# Your instructions
Reproduce all entries word for word.

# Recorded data
--- BEGIN ---

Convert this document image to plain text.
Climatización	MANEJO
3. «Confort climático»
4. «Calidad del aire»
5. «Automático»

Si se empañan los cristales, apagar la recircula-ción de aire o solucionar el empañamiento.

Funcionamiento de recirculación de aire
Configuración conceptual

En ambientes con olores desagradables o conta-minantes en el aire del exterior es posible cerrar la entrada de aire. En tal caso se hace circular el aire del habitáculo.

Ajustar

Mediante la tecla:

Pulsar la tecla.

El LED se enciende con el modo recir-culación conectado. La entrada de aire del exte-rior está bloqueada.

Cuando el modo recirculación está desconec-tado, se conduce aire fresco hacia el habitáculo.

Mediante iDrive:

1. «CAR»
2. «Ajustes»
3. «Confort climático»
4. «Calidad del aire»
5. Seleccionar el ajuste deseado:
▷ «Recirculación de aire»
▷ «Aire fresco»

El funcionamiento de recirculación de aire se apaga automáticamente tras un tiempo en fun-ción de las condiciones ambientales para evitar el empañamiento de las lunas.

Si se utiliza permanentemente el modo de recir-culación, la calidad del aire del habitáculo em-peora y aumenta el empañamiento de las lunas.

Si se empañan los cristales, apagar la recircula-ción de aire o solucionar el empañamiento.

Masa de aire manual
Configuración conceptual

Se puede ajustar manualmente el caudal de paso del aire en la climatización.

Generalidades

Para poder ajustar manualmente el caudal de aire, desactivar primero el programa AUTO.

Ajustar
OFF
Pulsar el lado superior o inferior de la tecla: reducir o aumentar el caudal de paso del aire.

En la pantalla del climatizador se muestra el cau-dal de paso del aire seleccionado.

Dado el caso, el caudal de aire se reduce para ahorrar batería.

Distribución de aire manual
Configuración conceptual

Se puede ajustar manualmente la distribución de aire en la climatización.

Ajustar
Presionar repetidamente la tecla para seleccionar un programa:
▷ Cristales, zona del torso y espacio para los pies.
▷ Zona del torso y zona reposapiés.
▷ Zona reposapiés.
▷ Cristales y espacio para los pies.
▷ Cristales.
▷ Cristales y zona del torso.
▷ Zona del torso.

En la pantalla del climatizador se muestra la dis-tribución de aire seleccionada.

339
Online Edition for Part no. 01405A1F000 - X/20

--- END ---

# Correct response
Convert this document image to plain text.
Climatización	MANEJO
3. «Confort climático»
4. «Calidad del aire»
5. «Automático»

Si se empañan los cristales, apagar la recircula-ción de aire o solucionar el empañamiento.

Funcionamiento de recirculación de aire
Configuración conceptual

En ambientes con olores desagradables o conta-minantes en el aire del exterior es posible cerrar la entrada de aire. En tal caso se hace circular el aire del habitáculo.

Ajustar

Mediante la tecla:

Pulsar la tecla.

El LED se enciende con el modo recir-culación conectado. La entrada de aire del exte-rior está bloqueada.

Cuando el modo recirculación está desconec-tado, se conduce aire fresco hacia el habitáculo.

Mediante iDrive:

1. «CAR»
2. «Ajustes»
3. «Confort climático»
4. «Calidad del aire»
5. Seleccionar el ajuste deseado:
▷ «Recirculación de aire»
▷ «Aire fresco»

El funcionamiento de recirculación de aire se apaga automáticamente tras un tiempo en fun-ción de las condiciones ambientales para evitar el empañamiento de las lunas.

Si se utiliza permanentemente el modo de recir-culación, la calidad del aire del habitáculo em-peora y aumenta el empañamiento de las lunas.

Si se empañan los cristales, apagar la recircula-ción de aire o solucionar el empañamiento.

Masa de aire manual
Configuración conceptual

Se puede ajustar manualmente el caudal de paso del aire en la climatización.

Generalidades

Para poder ajustar manualmente el caudal de aire, desactivar primero el programa AUTO.

Ajustar
OFF
Pulsar el lado superior o inferior de la tecla: reducir o aumentar el caudal de paso del aire.

En la pantalla del climatizador se muestra el cau-dal de paso del aire seleccionado.

Dado el caso, el caudal de aire se reduce para ahorrar batería.

Distribución de aire manual
Configuración conceptual

Se puede ajustar manualmente la distribución de aire en la climatización.

Ajustar
Presionar repetidamente la tecla para seleccionar un programa:
▷ Cristales, zona del torso y espacio para los pies.
▷ Zona del torso y zona reposapiés.
▷ Zona reposapiés.
▷ Cristales y espacio para los pies.
▷ Cristales.
▷ Cristales y zona del torso.
▷ Zona del torso.

En la pantalla del climatizador se muestra la dis-tribución de aire seleccionada.

339
Online Edition for Part no. 01405A1F000 - X/20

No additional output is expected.